● What you should do: The records are to be restated in their entirety, word for word.

● Dataset extract:
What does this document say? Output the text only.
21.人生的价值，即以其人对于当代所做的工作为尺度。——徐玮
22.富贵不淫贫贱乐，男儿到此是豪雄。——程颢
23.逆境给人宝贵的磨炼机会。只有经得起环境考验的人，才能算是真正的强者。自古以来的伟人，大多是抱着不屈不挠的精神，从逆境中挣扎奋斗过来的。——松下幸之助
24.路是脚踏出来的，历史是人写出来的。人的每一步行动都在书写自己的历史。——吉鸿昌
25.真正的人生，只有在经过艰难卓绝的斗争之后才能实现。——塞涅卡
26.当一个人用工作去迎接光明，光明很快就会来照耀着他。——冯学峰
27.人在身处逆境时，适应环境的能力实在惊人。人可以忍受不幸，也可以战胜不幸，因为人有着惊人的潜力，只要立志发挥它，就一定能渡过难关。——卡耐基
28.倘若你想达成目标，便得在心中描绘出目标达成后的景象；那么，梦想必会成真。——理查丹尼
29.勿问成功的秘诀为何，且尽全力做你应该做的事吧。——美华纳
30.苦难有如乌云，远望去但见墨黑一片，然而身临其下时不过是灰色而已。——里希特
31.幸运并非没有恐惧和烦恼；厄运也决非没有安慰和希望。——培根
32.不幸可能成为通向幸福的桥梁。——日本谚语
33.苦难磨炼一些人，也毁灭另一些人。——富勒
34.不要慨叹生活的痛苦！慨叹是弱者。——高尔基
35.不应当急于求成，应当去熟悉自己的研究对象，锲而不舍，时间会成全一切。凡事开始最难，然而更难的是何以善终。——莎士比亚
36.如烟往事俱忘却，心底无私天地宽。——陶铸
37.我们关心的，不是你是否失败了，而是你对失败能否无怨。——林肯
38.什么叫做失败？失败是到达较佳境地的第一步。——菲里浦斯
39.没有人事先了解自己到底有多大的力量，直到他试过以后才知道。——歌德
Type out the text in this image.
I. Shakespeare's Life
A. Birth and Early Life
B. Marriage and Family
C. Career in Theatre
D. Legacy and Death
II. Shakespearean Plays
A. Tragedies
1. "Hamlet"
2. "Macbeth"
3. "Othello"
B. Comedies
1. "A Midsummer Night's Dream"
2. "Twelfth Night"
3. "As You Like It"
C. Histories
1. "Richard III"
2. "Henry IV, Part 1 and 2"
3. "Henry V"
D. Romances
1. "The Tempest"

● Final answer:
What does this document say? Output the text only.
21.人生的价值，即以其人对于当代所做的工作为尺度。——徐玮
22.富贵不淫贫贱乐，男儿到此是豪雄。——程颢
23.逆境给人宝贵的磨炼机会。只有经得起环境考验的人，才能算是真正的强者。自古以来的伟人，大多是抱着不屈不挠的精神，从逆境中挣扎奋斗过来的。——松下幸之助
24.路是脚踏出来的，历史是人写出来的。人的每一步行动都在书写自己的历史。——吉鸿昌
25.真正的人生，只有在经过艰难卓绝的斗争之后才能实现。——塞涅卡
26.当一个人用工作去迎接光明，光明很快就会来照耀着他。——冯学峰
27.人在身处逆境时，适应环境的能力实在惊人。人可以忍受不幸，也可以战胜不幸，因为人有着惊人的潜力，只要立志发挥它，就一定能渡过难关。——卡耐基
28.倘若你想达成目标，便得在心中描绘出目标达成后的景象；那么，梦想必会成真。——理查丹尼
29.勿问成功的秘诀为何，且尽全力做你应该做的事吧。——美华纳
30.苦难有如乌云，远望去但见墨黑一片，然而身临其下时不过是灰色而已。——里希特
31.幸运并非没有恐惧和烦恼；厄运也决非没有安慰和希望。——培根
32.不幸可能成为通向幸福的桥梁。——日本谚语
33.苦难磨炼一些人，也毁灭另一些人。——富勒
34.不要慨叹生活的痛苦！慨叹是弱者。——高尔基
35.不应当急于求成，应当去熟悉自己的研究对象，锲而不舍，时间会成全一切。凡事开始最难，然而更难的是何以善终。——莎士比亚
36.如烟往事俱忘却，心底无私天地宽。——陶铸
37.我们关心的，不是你是否失败了，而是你对失败能否无怨。——林肯
38.什么叫做失败？失败是到达较佳境地的第一步。——菲里浦斯
39.没有人事先了解自己到底有多大的力量，直到他试过以后才知道。——歌德
Type out the text in this image.
I. Shakespeare's Life
A. Birth and Early Life
B. Marriage and Family
C. Career in Theatre
D. Legacy and Death
II. Shakespearean Plays
A. Tragedies
1. "Hamlet"
2. "Macbeth"
3. "Othello"
B. Comedies
1. "A Midsummer Night's Dream"
2. "Twelfth Night"
3. "As You Like It"
C. Histories
1. "Richard III"
2. "Henry IV, Part 1 and 2"
3. "Henry V"
D. Romances
1. "The Tempest"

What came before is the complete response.